Dataset listings of figures:
▽

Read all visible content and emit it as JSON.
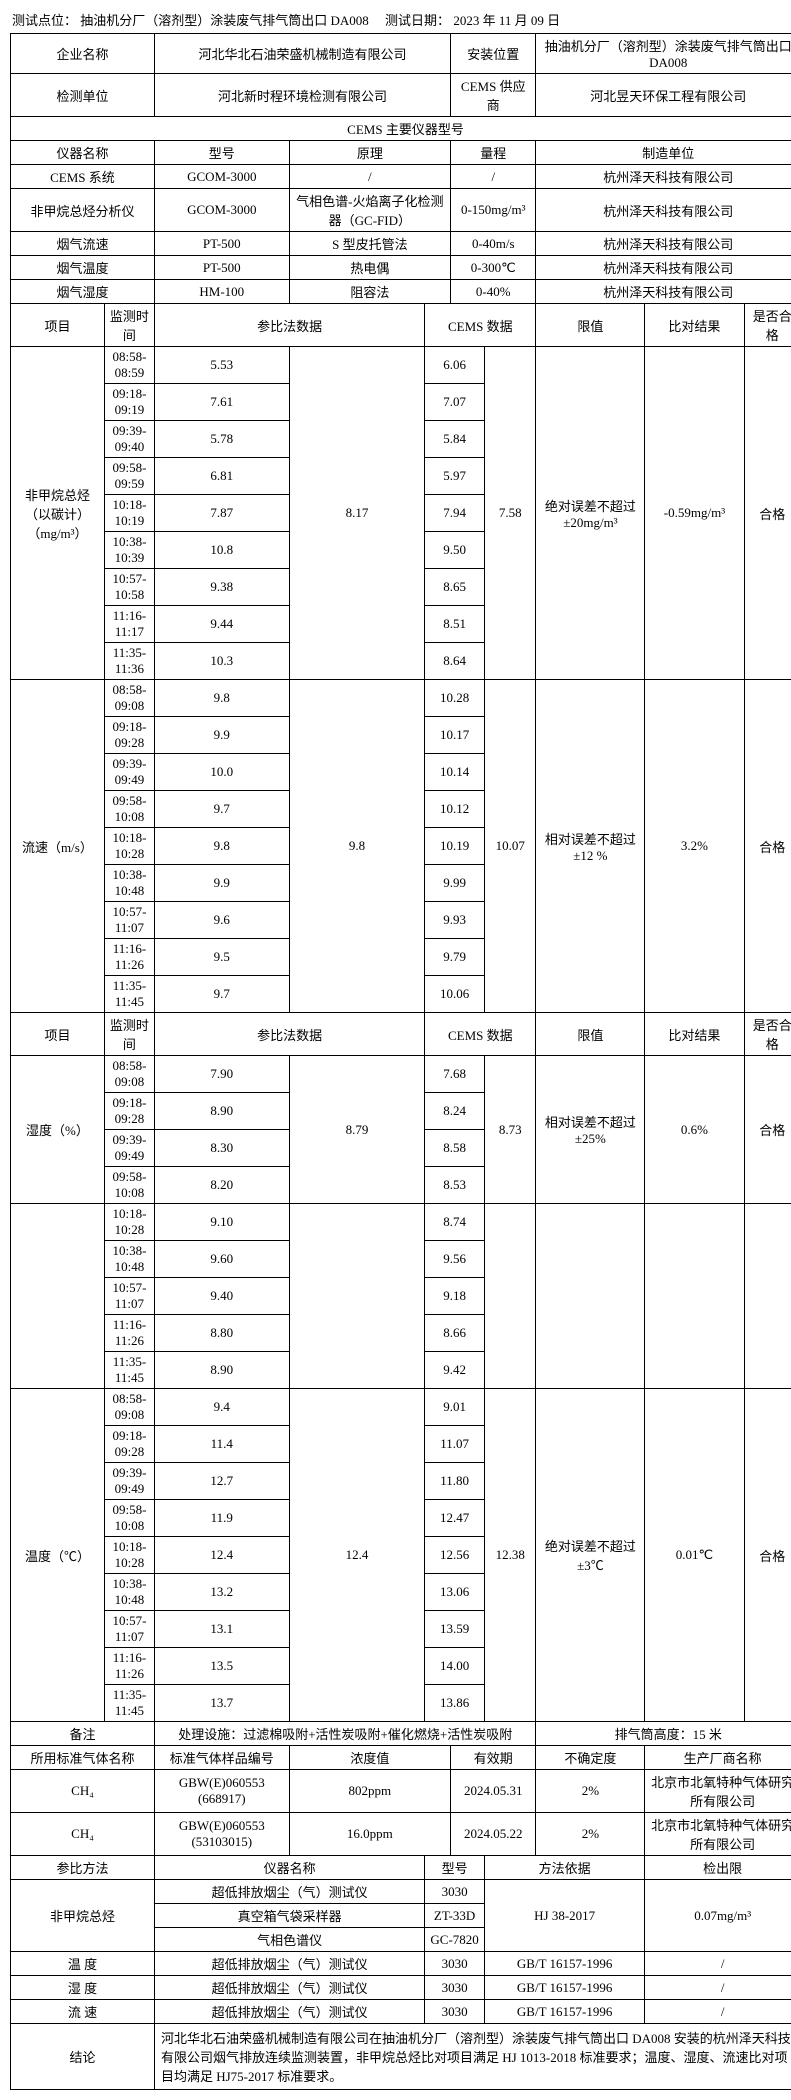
{
  "header": {
    "test_point_label": "测试点位：",
    "test_point": "抽油机分厂（溶剂型）涂装废气排气筒出口 DA008",
    "test_date_label": "测试日期：",
    "test_date": "2023 年 11 月 09 日"
  },
  "info": {
    "company_label": "企业名称",
    "company": "河北华北石油荣盛机械制造有限公司",
    "position_label": "安装位置",
    "position": "抽油机分厂（溶剂型）涂装废气排气筒出口 DA008",
    "detect_unit_label": "检测单位",
    "detect_unit": "河北新时程环境检测有限公司",
    "cems_supplier_label": "CEMS 供应商",
    "cems_supplier": "河北昱天环保工程有限公司"
  },
  "instruments": {
    "title": "CEMS 主要仪器型号",
    "headers": {
      "name": "仪器名称",
      "model": "型号",
      "principle": "原理",
      "range": "量程",
      "manufacturer": "制造单位"
    },
    "rows": [
      {
        "name": "CEMS 系统",
        "model": "GCOM-3000",
        "principle": "/",
        "range": "/",
        "manufacturer": "杭州泽天科技有限公司"
      },
      {
        "name": "非甲烷总烃分析仪",
        "model": "GCOM-3000",
        "principle": "气相色谱-火焰离子化检测器（GC-FID）",
        "range": "0-150mg/m³",
        "manufacturer": "杭州泽天科技有限公司"
      },
      {
        "name": "烟气流速",
        "model": "PT-500",
        "principle": "S 型皮托管法",
        "range": "0-40m/s",
        "manufacturer": "杭州泽天科技有限公司"
      },
      {
        "name": "烟气温度",
        "model": "PT-500",
        "principle": "热电偶",
        "range": "0-300℃",
        "manufacturer": "杭州泽天科技有限公司"
      },
      {
        "name": "烟气湿度",
        "model": "HM-100",
        "principle": "阻容法",
        "range": "0-40%",
        "manufacturer": "杭州泽天科技有限公司"
      }
    ]
  },
  "data_headers": {
    "item": "项目",
    "time": "监测时间",
    "ref": "参比法数据",
    "cems": "CEMS 数据",
    "limit": "限值",
    "result": "比对结果",
    "pass": "是否合格"
  },
  "nmhc": {
    "label": "非甲烷总烃（以碳计）（mg/m³）",
    "rows": [
      {
        "t": "08:58-08:59",
        "r": "5.53",
        "c": "6.06"
      },
      {
        "t": "09:18-09:19",
        "r": "7.61",
        "c": "7.07"
      },
      {
        "t": "09:39-09:40",
        "r": "5.78",
        "c": "5.84"
      },
      {
        "t": "09:58-09:59",
        "r": "6.81",
        "c": "5.97"
      },
      {
        "t": "10:18-10:19",
        "r": "7.87",
        "c": "7.94"
      },
      {
        "t": "10:38-10:39",
        "r": "10.8",
        "c": "9.50"
      },
      {
        "t": "10:57-10:58",
        "r": "9.38",
        "c": "8.65"
      },
      {
        "t": "11:16-11:17",
        "r": "9.44",
        "c": "8.51"
      },
      {
        "t": "11:35-11:36",
        "r": "10.3",
        "c": "8.64"
      }
    ],
    "ref_avg": "8.17",
    "cems_avg": "7.58",
    "limit": "绝对误差不超过±20mg/m³",
    "result": "-0.59mg/m³",
    "pass": "合格"
  },
  "velocity": {
    "label": "流速（m/s）",
    "rows": [
      {
        "t": "08:58-09:08",
        "r": "9.8",
        "c": "10.28"
      },
      {
        "t": "09:18-09:28",
        "r": "9.9",
        "c": "10.17"
      },
      {
        "t": "09:39-09:49",
        "r": "10.0",
        "c": "10.14"
      },
      {
        "t": "09:58-10:08",
        "r": "9.7",
        "c": "10.12"
      },
      {
        "t": "10:18-10:28",
        "r": "9.8",
        "c": "10.19"
      },
      {
        "t": "10:38-10:48",
        "r": "9.9",
        "c": "9.99"
      },
      {
        "t": "10:57-11:07",
        "r": "9.6",
        "c": "9.93"
      },
      {
        "t": "11:16-11:26",
        "r": "9.5",
        "c": "9.79"
      },
      {
        "t": "11:35-11:45",
        "r": "9.7",
        "c": "10.06"
      }
    ],
    "ref_avg": "9.8",
    "cems_avg": "10.07",
    "limit": "相对误差不超过±12 %",
    "result": "3.2%",
    "pass": "合格"
  },
  "humidity": {
    "label": "湿度（%）",
    "rows_a": [
      {
        "t": "08:58-09:08",
        "r": "7.90",
        "c": "7.68"
      },
      {
        "t": "09:18-09:28",
        "r": "8.90",
        "c": "8.24"
      },
      {
        "t": "09:39-09:49",
        "r": "8.30",
        "c": "8.58"
      },
      {
        "t": "09:58-10:08",
        "r": "8.20",
        "c": "8.53"
      }
    ],
    "rows_b": [
      {
        "t": "10:18-10:28",
        "r": "9.10",
        "c": "8.74"
      },
      {
        "t": "10:38-10:48",
        "r": "9.60",
        "c": "9.56"
      },
      {
        "t": "10:57-11:07",
        "r": "9.40",
        "c": "9.18"
      },
      {
        "t": "11:16-11:26",
        "r": "8.80",
        "c": "8.66"
      },
      {
        "t": "11:35-11:45",
        "r": "8.90",
        "c": "9.42"
      }
    ],
    "ref_avg": "8.79",
    "cems_avg": "8.73",
    "limit": "相对误差不超过±25%",
    "result": "0.6%",
    "pass": "合格"
  },
  "temperature": {
    "label": "温度（℃）",
    "rows": [
      {
        "t": "08:58-09:08",
        "r": "9.4",
        "c": "9.01"
      },
      {
        "t": "09:18-09:28",
        "r": "11.4",
        "c": "11.07"
      },
      {
        "t": "09:39-09:49",
        "r": "12.7",
        "c": "11.80"
      },
      {
        "t": "09:58-10:08",
        "r": "11.9",
        "c": "12.47"
      },
      {
        "t": "10:18-10:28",
        "r": "12.4",
        "c": "12.56"
      },
      {
        "t": "10:38-10:48",
        "r": "13.2",
        "c": "13.06"
      },
      {
        "t": "10:57-11:07",
        "r": "13.1",
        "c": "13.59"
      },
      {
        "t": "11:16-11:26",
        "r": "13.5",
        "c": "14.00"
      },
      {
        "t": "11:35-11:45",
        "r": "13.7",
        "c": "13.86"
      }
    ],
    "ref_avg": "12.4",
    "cems_avg": "12.38",
    "limit": "绝对误差不超过±3℃",
    "result": "0.01℃",
    "pass": "合格"
  },
  "remarks": {
    "label": "备注",
    "treatment": "处理设施：过滤棉吸附+活性炭吸附+催化燃烧+活性炭吸附",
    "height": "排气筒高度：15 米"
  },
  "gas": {
    "name_label": "所用标准气体名称",
    "code_label": "标准气体样品编号",
    "conc_label": "浓度值",
    "valid_label": "有效期",
    "uncertain_label": "不确定度",
    "maker_label": "生产厂商名称",
    "rows": [
      {
        "name": "CH₄",
        "code": "GBW(E)060553 (668917)",
        "conc": "802ppm",
        "valid": "2024.05.31",
        "uncertain": "2%",
        "maker": "北京市北氧特种气体研究所有限公司"
      },
      {
        "name": "CH₄",
        "code": "GBW(E)060553 (53103015)",
        "conc": "16.0ppm",
        "valid": "2024.05.22",
        "uncertain": "2%",
        "maker": "北京市北氧特种气体研究所有限公司"
      }
    ]
  },
  "refmethod": {
    "label": "参比方法",
    "inst_label": "仪器名称",
    "model_label": "型号",
    "basis_label": "方法依据",
    "detlim_label": "检出限",
    "nmhc_label": "非甲烷总烃",
    "nmhc_rows": [
      {
        "inst": "超低排放烟尘（气）测试仪",
        "model": "3030"
      },
      {
        "inst": "真空箱气袋采样器",
        "model": "ZT-33D"
      },
      {
        "inst": "气相色谱仪",
        "model": "GC-7820"
      }
    ],
    "nmhc_basis": "HJ 38-2017",
    "nmhc_detlim": "0.07mg/m³",
    "others": [
      {
        "name": "温 度",
        "inst": "超低排放烟尘（气）测试仪",
        "model": "3030",
        "basis": "GB/T 16157-1996",
        "detlim": "/"
      },
      {
        "name": "湿 度",
        "inst": "超低排放烟尘（气）测试仪",
        "model": "3030",
        "basis": "GB/T 16157-1996",
        "detlim": "/"
      },
      {
        "name": "流 速",
        "inst": "超低排放烟尘（气）测试仪",
        "model": "3030",
        "basis": "GB/T 16157-1996",
        "detlim": "/"
      }
    ]
  },
  "conclusion": {
    "label": "结论",
    "text": "河北华北石油荣盛机械制造有限公司在抽油机分厂（溶剂型）涂装废气排气筒出口 DA008 安装的杭州泽天科技有限公司烟气排放连续监测装置，非甲烷总烃比对项目满足 HJ 1013-2018 标准要求；温度、湿度、流速比对项目均满足 HJ75-2017 标准要求。"
  }
}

△

**YOUR OBJECTIVE**
Among the records above, find each line holding the string "principle" and pull it out.

**OUTPUT OF THE EXERCISE**
      "principle": "原理",
        "principle": "/",
        "principle": "气相色谱-火焰离子化检测器（GC-FID）",
        "principle": "S 型皮托管法",
        "principle": "热电偶",
        "principle": "阻容法",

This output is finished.